• _Prompt_
Extract, exactly as written, all lines of the material below from the line that includes "Convert this screenshot" through its last line.
## start Material for this exercise
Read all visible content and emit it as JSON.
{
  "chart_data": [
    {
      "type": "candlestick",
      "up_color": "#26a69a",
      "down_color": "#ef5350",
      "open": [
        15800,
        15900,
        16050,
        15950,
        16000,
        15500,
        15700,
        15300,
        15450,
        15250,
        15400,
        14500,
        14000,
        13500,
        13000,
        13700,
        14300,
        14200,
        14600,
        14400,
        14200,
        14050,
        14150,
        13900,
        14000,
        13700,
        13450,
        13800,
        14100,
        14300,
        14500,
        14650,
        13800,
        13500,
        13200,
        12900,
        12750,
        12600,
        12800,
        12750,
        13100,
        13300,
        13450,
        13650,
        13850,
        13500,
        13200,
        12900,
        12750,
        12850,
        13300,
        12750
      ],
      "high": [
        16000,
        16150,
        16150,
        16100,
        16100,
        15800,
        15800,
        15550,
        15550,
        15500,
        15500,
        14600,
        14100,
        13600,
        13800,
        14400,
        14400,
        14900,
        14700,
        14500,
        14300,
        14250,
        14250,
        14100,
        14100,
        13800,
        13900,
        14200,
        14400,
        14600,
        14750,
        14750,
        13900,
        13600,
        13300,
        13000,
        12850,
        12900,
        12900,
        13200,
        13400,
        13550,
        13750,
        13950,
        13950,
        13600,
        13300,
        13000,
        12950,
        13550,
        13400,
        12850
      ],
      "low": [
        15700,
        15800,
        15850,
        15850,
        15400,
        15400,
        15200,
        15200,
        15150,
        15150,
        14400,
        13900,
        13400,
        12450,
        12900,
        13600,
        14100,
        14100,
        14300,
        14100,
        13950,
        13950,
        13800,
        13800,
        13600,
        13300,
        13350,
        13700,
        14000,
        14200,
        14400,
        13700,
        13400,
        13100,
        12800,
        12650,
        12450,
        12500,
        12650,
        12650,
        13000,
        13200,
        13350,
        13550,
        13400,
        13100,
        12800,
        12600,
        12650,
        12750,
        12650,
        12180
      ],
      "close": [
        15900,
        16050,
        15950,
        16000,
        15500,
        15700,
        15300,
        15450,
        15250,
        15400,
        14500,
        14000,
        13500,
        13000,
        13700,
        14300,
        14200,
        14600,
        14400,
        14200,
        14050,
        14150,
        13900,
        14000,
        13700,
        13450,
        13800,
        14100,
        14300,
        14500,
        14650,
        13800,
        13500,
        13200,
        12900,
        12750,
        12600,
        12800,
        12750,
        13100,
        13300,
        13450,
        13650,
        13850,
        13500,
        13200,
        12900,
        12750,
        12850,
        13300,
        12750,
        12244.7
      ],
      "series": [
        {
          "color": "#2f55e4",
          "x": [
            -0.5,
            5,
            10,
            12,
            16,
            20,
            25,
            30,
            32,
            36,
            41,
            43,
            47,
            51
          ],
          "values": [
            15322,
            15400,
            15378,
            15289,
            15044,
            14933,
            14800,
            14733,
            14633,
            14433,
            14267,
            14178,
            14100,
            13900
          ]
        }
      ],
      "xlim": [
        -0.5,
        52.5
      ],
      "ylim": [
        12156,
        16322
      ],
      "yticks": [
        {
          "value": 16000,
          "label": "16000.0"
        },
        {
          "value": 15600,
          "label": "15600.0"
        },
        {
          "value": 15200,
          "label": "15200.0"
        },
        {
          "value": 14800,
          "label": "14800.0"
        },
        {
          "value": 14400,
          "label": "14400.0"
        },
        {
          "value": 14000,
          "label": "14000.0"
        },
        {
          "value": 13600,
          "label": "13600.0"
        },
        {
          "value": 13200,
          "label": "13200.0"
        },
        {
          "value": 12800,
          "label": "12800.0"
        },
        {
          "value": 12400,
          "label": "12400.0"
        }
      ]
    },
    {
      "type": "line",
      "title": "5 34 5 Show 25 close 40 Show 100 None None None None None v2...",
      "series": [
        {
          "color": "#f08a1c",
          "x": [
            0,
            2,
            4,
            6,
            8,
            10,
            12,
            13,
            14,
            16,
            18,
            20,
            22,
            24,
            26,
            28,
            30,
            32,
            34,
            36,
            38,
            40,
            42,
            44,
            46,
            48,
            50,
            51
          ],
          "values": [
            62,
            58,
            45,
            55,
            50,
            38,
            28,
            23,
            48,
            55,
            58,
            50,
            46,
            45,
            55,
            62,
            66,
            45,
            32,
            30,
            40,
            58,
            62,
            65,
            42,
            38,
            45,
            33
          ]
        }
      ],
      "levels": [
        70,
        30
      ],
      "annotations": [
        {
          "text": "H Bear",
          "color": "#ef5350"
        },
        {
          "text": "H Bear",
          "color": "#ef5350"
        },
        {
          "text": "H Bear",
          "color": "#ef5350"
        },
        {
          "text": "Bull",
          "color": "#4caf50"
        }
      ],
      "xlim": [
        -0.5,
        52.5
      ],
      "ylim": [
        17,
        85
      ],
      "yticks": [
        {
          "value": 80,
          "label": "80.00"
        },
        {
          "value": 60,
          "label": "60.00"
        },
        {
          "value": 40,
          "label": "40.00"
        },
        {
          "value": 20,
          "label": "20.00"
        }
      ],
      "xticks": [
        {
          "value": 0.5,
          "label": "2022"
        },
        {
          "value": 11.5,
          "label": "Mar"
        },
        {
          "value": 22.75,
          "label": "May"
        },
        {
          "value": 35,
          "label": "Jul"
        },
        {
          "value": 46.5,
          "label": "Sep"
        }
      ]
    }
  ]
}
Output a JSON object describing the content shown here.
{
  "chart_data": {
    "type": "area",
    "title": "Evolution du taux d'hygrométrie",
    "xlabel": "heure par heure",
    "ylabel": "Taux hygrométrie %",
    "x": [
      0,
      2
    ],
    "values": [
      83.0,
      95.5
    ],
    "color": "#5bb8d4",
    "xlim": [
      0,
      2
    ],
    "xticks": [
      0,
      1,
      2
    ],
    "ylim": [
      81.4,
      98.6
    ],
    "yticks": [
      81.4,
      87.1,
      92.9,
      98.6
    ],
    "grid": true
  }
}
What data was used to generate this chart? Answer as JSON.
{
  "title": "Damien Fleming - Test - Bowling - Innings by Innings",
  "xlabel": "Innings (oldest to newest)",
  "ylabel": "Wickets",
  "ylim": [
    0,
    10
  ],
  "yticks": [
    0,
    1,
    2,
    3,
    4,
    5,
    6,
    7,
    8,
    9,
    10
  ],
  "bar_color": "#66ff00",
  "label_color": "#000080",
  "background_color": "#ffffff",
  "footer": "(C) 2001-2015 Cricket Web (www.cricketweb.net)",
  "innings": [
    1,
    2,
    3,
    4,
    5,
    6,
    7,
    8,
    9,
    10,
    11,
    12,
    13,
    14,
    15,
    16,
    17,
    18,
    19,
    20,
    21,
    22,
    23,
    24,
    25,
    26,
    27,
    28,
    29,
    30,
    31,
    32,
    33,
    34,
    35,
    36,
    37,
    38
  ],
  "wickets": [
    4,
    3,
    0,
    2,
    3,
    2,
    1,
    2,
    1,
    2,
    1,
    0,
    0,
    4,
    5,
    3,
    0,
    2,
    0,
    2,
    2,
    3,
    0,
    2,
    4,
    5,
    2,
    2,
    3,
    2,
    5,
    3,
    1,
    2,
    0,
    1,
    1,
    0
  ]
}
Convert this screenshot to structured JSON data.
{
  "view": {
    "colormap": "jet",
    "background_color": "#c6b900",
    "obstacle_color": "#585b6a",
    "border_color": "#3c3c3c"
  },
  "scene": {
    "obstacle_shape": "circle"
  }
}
## end Material for this exercise
• _Exercise output_
Convert this screenshot to structured JSON data.
{
  "view": {
    "colormap": "jet",
    "background_color": "#c6b900",
    "obstacle_color": "#585b6a",
    "border_color": "#3c3c3c"
  },
  "scene": {
    "obstacle_shape": "circle"
  }
}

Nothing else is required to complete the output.